## TASK BRIEF
Return all lines in the material below that contain "руки".

## GIVEN DATA
════════════════════

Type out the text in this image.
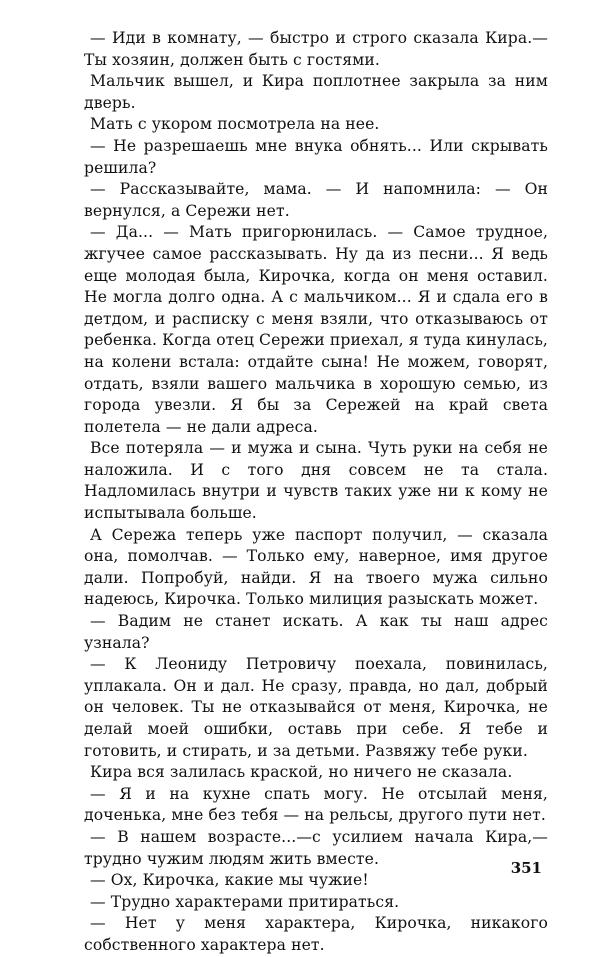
— Иди в комнату, — быстро и строго сказала Кира.— Ты хозяин, должен быть с гостями.

Мальчик вышел, и Кира поплотнее закрыла за ним дверь.

Мать с укором посмотрела на нее.

— Не разрешаешь мне внука обнять... Или скрывать решила?

— Рассказывайте, мама. — И напомнила: — Он вернулся, а Сережи нет.

— Да... — Мать пригорюнилась. — Самое трудное, жгучее самое рассказывать. Ну да из песни... Я ведь еще молодая была, Кирочка, когда он меня оставил. Не могла долго одна. А с мальчиком... Я и сдала его в детдом, и расписку с меня взяли, что отказываюсь от ребенка. Когда отец Сережи приехал, я туда кинулась, на колени встала: отдайте сына! Не можем, говорят, отдать, взяли вашего мальчика в хорошую семью, из города увезли. Я бы за Сережей на край света полетела — не дали адреса.

Все потеряла — и мужа и сына. Чуть руки на себя не наложила. И с того дня совсем не та стала. Надломилась внутри и чувств таких уже ни к кому не испытывала больше.

А Сережа теперь уже паспорт получил, — сказала она, помолчав. — Только ему, наверное, имя другое дали. Попробуй, найди. Я на твоего мужа сильно надеюсь, Кирочка. Только милиция разыскать может.

— Вадим не станет искать. А как ты наш адрес узнала?

— К Леониду Петровичу поехала, повинилась, уплакала. Он и дал. Не сразу, правда, но дал, добрый он человек. Ты не отказывайся от меня, Кирочка, не делай моей ошибки, оставь при себе. Я тебе и готовить, и стирать, и за детьми. Развяжу тебе руки.

Кира вся залилась краской, но ничего не сказала.

— Я и на кухне спать могу. Не отсылай меня, доченька, мне без тебя — на рельсы, другого пути нет.

— В нашем возрасте...—с усилием начала Кира,— трудно чужим людям жить вместе.

— Ох, Кирочка, какие мы чужие!

— Трудно характерами притираться.

— Нет у меня характера, Кирочка, никакого собственного характера нет.

351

════════════════════

## OUTPUT
Все потеряла — и мужа и сына. Чуть руки на себя не наложила. И с того дня совсем не та стала. Надломилась внутри и чувств таких уже ни к кому не испытывала больше.
— К Леониду Петровичу поехала, повинилась, уплакала. Он и дал. Не сразу, правда, но дал, добрый он человек. Ты не отказывайся от меня, Кирочка, не делай моей ошибки, оставь при себе. Я тебе и готовить, и стирать, и за детьми. Развяжу тебе руки.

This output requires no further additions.